Task directions: Gather the lines below that include the string "中华文化大赛", copying each in full.

★ ★ ★ ★

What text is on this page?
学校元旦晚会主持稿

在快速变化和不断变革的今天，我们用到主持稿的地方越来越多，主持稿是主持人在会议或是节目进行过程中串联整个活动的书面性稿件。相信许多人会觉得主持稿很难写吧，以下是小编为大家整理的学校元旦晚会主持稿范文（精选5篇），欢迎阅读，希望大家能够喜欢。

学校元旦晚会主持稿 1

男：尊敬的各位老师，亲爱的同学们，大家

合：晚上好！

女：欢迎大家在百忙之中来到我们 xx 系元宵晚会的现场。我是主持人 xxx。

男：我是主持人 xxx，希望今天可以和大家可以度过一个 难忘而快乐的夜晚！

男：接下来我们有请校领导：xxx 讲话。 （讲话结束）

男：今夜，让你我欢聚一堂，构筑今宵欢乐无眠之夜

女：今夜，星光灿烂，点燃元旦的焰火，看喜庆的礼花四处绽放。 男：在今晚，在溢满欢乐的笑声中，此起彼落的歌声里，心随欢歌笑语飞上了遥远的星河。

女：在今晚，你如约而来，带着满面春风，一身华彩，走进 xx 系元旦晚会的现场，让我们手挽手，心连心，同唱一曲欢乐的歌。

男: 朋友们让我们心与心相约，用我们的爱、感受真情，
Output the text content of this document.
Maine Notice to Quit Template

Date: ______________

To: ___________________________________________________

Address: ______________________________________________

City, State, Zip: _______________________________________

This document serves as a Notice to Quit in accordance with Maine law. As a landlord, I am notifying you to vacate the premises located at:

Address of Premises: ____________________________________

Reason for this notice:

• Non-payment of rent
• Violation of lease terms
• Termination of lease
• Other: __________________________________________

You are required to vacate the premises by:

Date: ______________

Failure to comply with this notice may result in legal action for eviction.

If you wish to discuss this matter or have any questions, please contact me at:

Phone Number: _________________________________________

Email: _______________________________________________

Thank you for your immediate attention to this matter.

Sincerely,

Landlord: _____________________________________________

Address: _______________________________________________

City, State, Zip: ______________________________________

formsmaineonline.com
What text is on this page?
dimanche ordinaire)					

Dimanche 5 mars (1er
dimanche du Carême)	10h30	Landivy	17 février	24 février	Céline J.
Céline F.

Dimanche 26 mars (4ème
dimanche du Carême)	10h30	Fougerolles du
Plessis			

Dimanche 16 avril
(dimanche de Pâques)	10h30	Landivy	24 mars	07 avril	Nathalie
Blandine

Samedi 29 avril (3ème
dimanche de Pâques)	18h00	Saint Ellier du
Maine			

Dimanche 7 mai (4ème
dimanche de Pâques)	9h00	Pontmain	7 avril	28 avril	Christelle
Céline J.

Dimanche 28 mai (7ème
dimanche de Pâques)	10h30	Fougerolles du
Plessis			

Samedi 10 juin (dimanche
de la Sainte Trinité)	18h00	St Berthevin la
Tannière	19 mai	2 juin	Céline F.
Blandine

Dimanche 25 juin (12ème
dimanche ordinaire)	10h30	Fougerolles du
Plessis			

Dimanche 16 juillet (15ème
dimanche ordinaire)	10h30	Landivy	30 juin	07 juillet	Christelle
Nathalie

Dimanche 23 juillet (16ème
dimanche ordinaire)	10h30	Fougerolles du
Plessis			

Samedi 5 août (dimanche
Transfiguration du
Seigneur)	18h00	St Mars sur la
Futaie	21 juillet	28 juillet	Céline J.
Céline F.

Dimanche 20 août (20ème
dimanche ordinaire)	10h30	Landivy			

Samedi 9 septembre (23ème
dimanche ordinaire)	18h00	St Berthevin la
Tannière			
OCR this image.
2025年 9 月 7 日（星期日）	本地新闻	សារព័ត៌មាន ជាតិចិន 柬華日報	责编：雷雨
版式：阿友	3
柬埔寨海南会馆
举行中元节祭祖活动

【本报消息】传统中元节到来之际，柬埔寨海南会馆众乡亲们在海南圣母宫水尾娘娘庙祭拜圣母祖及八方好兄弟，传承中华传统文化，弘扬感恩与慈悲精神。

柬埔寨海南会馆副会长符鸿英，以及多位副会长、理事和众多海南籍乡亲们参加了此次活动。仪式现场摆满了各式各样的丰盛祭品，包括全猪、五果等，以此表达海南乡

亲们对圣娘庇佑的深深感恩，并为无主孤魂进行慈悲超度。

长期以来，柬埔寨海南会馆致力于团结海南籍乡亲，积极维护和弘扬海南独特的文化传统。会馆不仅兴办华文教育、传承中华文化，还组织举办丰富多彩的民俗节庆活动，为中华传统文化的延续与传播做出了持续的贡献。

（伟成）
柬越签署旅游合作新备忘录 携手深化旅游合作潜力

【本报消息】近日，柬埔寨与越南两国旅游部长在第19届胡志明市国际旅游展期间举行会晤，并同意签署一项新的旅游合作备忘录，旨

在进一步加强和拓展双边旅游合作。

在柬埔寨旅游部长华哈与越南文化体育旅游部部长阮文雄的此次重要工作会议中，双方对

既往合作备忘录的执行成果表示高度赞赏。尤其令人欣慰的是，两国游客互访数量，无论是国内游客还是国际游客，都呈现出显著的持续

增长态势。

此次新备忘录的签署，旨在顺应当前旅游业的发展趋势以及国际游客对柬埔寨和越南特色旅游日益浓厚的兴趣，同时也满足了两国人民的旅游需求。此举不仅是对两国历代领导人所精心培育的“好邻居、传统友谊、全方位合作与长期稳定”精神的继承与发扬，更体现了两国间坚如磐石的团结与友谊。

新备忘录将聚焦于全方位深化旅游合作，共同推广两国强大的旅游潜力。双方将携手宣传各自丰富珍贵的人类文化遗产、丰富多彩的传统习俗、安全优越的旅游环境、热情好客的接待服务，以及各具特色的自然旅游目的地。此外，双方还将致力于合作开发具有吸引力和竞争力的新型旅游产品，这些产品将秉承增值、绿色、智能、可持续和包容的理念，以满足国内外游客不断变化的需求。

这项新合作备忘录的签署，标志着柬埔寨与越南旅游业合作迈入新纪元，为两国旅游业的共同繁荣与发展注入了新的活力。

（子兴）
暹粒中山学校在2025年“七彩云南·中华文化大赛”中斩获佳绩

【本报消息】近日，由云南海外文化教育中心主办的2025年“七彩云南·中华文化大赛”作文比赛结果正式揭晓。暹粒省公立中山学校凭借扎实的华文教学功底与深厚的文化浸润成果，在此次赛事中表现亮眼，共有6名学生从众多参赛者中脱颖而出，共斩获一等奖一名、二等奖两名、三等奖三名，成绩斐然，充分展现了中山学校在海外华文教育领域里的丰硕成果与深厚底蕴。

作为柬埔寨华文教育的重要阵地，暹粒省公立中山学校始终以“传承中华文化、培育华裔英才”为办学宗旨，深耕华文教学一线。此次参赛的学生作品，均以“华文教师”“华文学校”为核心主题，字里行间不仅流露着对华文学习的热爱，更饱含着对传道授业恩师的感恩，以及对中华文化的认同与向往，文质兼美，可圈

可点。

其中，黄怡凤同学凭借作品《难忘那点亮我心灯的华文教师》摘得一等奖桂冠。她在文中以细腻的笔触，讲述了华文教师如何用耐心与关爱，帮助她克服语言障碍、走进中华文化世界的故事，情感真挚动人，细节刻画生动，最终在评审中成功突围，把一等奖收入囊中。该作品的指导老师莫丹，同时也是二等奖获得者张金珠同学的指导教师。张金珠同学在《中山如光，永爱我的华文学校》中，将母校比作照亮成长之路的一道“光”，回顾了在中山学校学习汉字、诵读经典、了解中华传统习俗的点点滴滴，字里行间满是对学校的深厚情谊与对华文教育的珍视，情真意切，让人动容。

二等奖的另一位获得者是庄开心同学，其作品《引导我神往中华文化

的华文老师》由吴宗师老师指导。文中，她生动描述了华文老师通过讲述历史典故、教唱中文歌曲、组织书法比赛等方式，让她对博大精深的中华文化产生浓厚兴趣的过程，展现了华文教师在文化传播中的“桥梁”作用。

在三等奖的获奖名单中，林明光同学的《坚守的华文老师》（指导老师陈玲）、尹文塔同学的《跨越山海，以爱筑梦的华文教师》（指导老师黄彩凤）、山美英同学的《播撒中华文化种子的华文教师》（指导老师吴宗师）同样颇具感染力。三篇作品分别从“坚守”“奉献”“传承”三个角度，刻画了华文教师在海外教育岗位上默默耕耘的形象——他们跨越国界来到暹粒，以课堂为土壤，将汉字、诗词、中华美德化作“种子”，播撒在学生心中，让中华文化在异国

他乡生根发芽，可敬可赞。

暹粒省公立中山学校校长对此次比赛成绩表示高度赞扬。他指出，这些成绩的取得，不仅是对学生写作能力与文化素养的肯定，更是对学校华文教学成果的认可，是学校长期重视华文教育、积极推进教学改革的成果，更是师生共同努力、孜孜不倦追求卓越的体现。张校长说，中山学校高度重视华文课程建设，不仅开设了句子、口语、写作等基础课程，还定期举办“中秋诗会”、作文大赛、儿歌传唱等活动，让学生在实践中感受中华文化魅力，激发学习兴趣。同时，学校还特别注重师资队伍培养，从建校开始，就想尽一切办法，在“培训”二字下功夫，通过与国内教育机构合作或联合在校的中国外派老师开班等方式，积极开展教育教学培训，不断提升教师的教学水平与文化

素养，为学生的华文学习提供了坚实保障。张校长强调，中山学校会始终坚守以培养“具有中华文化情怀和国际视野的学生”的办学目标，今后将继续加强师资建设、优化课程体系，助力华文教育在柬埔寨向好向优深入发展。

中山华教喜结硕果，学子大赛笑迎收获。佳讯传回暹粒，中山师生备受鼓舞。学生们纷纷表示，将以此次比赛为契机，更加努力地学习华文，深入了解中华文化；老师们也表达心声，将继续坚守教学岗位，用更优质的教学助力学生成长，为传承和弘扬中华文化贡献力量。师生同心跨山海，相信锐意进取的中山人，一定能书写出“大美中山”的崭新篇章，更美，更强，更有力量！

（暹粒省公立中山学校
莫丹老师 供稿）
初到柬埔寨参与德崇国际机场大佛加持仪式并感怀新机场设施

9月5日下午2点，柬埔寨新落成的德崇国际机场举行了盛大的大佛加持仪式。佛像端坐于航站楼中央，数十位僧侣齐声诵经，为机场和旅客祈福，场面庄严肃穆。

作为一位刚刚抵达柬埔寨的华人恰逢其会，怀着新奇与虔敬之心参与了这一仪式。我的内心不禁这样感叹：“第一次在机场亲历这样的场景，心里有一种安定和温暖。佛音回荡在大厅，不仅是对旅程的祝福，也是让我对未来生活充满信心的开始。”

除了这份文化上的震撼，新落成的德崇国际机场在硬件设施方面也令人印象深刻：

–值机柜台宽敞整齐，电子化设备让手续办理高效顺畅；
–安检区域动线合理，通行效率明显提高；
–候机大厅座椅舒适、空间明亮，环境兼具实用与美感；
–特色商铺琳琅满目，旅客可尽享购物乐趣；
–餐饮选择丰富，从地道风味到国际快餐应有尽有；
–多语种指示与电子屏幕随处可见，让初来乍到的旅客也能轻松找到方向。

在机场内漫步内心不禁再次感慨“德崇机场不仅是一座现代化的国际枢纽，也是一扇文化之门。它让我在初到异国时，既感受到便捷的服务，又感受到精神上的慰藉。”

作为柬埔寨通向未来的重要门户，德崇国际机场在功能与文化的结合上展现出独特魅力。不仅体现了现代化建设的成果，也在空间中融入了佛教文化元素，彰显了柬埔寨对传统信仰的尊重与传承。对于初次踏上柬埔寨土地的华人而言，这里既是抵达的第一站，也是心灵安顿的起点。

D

★ ★ ★ ★

Problem solution:
暹粒中山学校在2025年“七彩云南·中华文化大赛”中斩获佳绩
【本报消息】近日，由云南海外文化教育中心主办的2025年“七彩云南·中华文化大赛”作文比赛结果正式揭晓。暹粒省公立中山学校凭借扎实的华文教学功底与深厚的文化浸润成果，在此次赛事中表现亮眼，共有6名学生从众多参赛者中脱颖而出，共斩获一等奖一名、二等奖两名、三等奖三名，成绩斐然，充分展现了中山学校在海外华文教育领域里的丰硕成果与深厚底蕴。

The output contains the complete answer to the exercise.